> Given problem
Copy, from the entries below, each line in which the string "true" appears.

___ Rows

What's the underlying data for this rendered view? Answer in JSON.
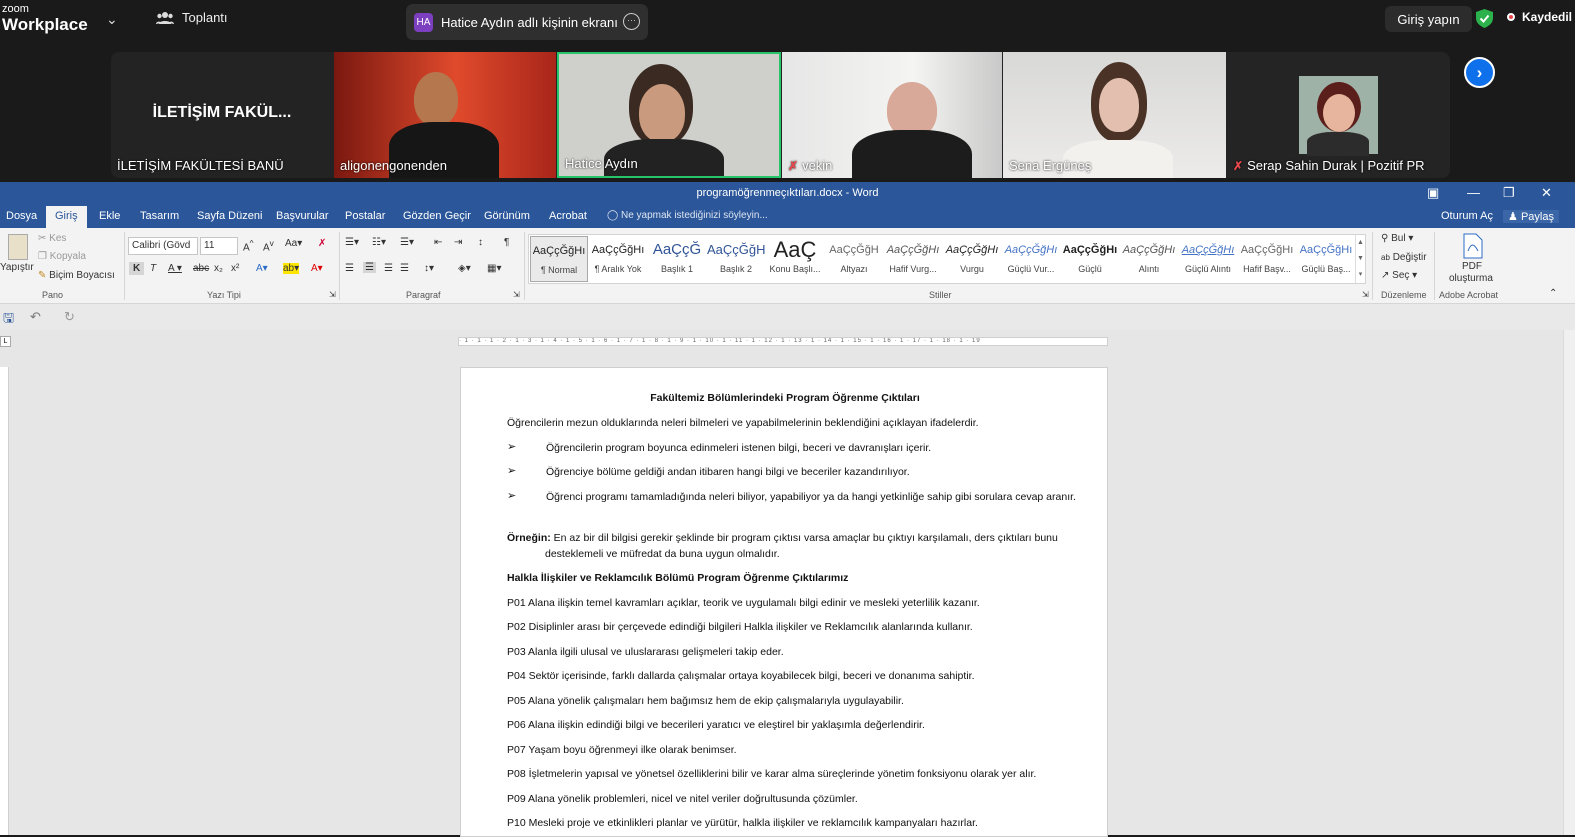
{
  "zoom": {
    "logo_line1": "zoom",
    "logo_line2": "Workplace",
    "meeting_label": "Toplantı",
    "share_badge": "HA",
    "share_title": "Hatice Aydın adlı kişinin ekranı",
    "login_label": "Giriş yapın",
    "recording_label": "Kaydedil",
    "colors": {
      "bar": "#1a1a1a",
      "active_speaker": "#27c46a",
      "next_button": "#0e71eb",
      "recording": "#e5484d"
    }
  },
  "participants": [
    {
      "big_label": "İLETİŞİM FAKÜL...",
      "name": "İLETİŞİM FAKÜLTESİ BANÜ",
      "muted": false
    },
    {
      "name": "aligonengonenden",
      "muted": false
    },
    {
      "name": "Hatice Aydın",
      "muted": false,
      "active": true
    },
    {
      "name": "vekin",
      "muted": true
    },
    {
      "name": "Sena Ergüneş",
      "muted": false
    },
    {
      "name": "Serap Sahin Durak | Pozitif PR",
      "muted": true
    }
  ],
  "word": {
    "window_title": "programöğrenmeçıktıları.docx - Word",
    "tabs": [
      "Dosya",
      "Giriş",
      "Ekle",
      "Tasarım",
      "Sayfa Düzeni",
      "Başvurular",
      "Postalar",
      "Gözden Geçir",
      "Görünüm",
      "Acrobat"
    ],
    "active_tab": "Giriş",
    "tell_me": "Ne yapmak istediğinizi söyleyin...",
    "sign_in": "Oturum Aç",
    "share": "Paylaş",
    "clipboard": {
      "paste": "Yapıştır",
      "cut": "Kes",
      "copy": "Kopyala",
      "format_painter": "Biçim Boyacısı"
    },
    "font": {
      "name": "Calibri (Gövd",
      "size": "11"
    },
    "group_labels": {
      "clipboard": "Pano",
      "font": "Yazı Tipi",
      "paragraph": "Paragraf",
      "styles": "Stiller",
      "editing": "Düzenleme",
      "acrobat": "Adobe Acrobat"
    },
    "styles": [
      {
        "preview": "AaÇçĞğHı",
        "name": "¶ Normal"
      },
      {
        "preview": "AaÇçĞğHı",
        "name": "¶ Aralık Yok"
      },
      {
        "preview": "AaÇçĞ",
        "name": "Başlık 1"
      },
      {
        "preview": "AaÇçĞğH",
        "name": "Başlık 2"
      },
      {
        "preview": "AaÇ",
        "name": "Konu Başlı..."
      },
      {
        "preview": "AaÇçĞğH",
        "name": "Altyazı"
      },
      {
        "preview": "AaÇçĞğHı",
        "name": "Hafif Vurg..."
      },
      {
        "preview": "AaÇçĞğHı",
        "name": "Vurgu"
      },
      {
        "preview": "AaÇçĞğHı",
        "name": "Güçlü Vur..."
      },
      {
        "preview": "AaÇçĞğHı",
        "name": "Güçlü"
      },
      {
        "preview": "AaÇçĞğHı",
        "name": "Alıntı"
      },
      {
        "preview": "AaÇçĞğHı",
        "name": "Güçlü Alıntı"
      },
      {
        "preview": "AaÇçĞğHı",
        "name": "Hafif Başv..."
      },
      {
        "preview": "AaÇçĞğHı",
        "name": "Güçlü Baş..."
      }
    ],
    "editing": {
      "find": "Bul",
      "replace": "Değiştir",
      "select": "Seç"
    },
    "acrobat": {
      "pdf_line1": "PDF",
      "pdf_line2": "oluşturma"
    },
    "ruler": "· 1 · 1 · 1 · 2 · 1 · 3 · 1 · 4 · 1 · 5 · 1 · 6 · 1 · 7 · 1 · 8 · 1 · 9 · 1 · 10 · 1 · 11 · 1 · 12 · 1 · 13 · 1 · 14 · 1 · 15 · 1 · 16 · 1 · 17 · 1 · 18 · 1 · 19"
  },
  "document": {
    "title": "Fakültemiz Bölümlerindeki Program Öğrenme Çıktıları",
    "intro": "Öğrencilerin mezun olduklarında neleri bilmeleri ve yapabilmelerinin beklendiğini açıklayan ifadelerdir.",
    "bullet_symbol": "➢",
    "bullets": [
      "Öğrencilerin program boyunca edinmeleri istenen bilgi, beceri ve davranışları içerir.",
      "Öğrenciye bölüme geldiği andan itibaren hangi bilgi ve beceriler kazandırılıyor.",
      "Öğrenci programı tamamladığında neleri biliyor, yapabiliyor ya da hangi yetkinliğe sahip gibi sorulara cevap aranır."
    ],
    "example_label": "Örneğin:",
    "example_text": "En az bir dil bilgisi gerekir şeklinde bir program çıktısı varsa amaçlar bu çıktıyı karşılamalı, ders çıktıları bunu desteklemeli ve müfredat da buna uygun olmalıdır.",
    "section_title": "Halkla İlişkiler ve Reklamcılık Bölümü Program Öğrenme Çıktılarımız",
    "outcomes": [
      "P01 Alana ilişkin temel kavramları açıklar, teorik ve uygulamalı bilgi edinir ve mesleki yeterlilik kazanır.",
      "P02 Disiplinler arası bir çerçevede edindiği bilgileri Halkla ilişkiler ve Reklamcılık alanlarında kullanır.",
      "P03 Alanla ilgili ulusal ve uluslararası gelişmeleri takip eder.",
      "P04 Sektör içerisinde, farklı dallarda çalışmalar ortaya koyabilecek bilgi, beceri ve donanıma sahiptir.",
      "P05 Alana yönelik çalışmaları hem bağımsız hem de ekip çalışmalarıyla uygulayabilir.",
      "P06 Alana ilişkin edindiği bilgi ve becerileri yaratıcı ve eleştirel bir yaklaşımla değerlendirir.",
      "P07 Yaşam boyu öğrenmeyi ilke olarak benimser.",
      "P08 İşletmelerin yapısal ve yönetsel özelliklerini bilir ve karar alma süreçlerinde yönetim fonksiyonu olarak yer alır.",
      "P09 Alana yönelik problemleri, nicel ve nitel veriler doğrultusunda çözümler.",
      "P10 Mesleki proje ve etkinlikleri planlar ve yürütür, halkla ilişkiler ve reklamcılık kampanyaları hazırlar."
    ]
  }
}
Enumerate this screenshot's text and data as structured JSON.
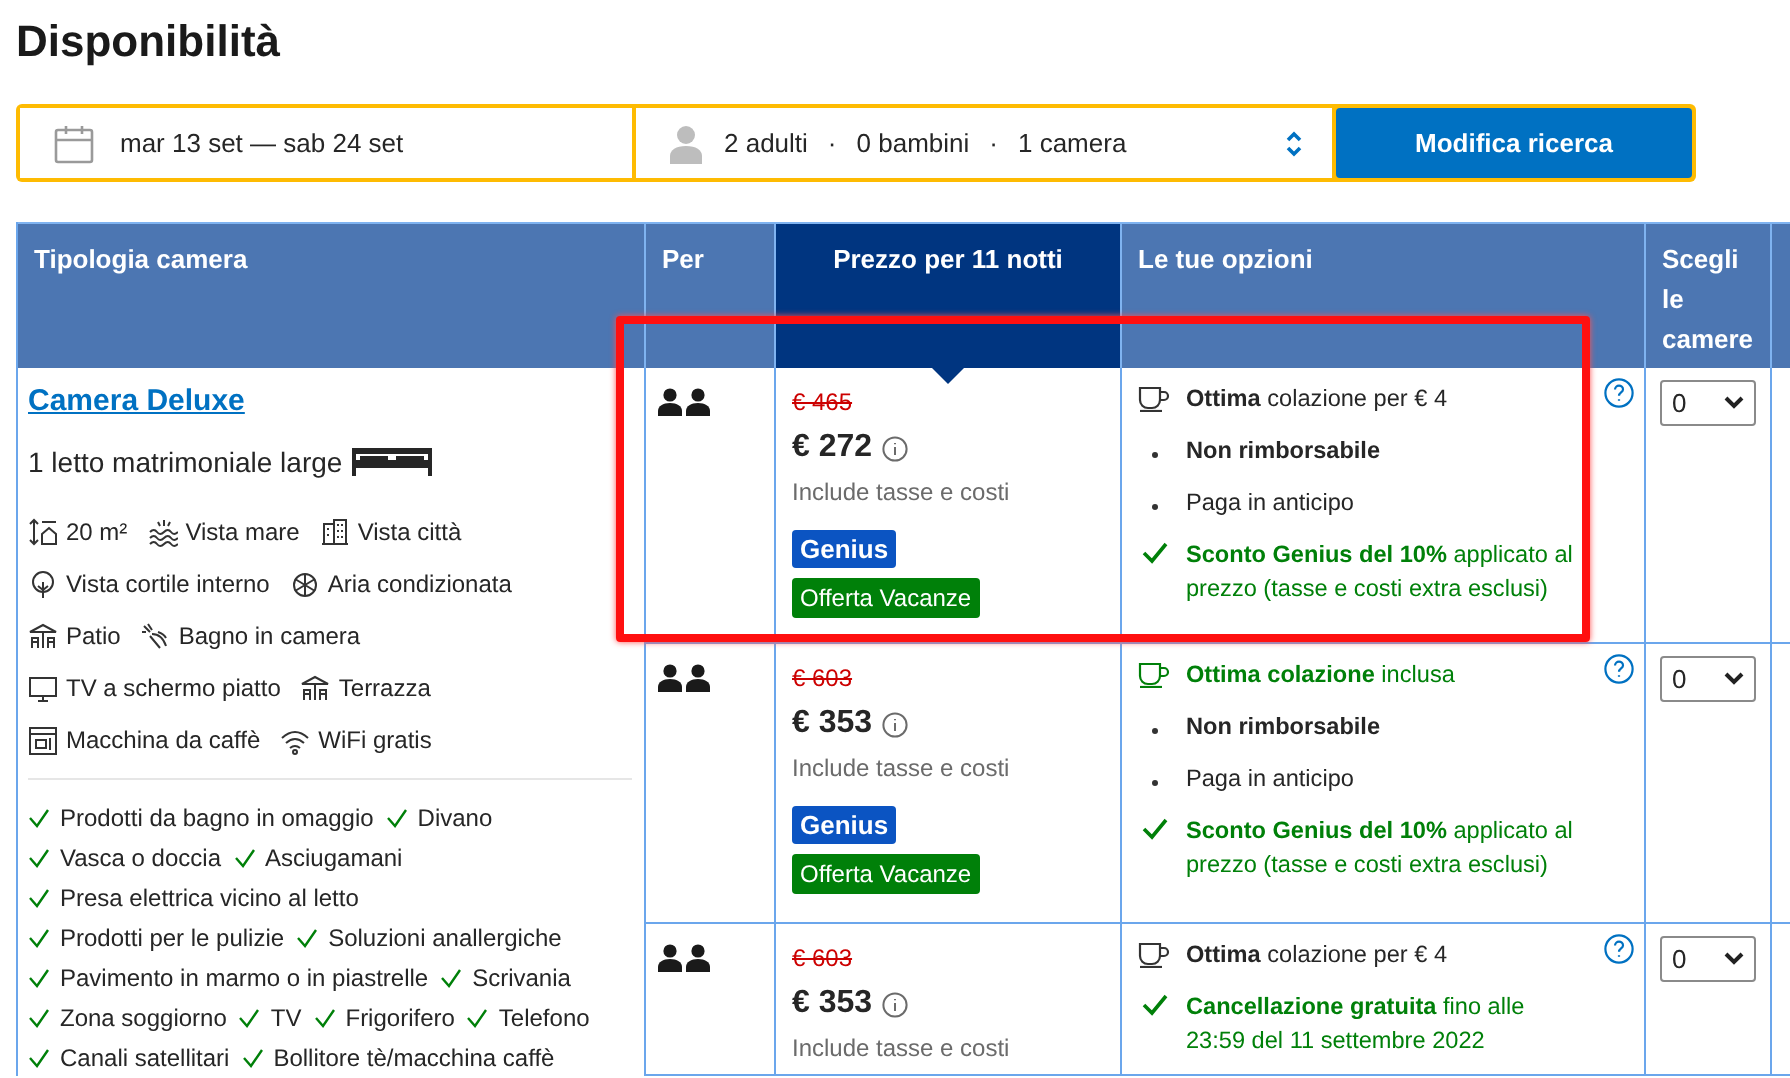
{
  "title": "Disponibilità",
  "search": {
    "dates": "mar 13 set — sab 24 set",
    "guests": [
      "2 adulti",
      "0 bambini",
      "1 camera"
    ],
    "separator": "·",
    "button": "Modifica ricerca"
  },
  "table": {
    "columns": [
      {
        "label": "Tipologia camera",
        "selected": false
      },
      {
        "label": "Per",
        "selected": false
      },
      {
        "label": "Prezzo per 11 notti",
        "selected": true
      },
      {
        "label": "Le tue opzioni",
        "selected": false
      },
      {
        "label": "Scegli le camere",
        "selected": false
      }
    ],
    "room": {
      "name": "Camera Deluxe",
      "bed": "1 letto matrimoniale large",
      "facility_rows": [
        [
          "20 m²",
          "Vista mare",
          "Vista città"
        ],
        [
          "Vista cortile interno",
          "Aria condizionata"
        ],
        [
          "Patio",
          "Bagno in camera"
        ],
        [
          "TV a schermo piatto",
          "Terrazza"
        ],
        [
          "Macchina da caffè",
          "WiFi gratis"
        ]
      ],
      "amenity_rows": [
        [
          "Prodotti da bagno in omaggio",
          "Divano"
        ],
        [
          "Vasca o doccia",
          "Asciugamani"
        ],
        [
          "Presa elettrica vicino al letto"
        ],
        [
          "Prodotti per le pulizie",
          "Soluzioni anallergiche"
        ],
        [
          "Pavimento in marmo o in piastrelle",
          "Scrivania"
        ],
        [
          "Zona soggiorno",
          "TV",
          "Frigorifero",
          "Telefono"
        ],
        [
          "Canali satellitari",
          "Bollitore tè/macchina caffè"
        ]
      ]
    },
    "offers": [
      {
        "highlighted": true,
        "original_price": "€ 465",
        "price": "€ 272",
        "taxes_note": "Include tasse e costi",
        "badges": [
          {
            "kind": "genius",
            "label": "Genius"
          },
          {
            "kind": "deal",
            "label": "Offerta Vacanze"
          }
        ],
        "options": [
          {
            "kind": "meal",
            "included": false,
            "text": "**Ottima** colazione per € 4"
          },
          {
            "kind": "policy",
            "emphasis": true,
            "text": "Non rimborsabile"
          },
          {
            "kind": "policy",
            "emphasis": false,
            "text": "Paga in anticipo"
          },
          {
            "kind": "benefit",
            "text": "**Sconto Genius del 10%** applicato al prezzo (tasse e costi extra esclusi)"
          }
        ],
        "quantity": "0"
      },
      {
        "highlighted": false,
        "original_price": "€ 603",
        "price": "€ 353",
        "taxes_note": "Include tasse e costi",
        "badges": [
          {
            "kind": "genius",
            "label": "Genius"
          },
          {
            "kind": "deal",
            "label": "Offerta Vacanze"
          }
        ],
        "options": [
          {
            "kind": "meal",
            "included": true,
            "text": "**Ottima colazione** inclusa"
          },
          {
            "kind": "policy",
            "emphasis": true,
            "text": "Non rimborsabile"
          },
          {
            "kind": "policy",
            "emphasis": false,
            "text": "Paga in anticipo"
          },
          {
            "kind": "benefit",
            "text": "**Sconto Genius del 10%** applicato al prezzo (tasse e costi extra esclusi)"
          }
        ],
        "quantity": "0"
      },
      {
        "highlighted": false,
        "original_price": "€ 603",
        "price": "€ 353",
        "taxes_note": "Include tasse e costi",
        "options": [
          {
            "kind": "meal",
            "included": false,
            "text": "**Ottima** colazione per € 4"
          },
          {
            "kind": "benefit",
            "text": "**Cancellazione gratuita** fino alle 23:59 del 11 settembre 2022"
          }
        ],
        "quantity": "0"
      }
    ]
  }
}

______

> Response below
      "active": true
      "muted": true
      "muted": true
        "selected": true
        "highlighted": true,
            "emphasis": true,
            "included": true,
            "emphasis": true,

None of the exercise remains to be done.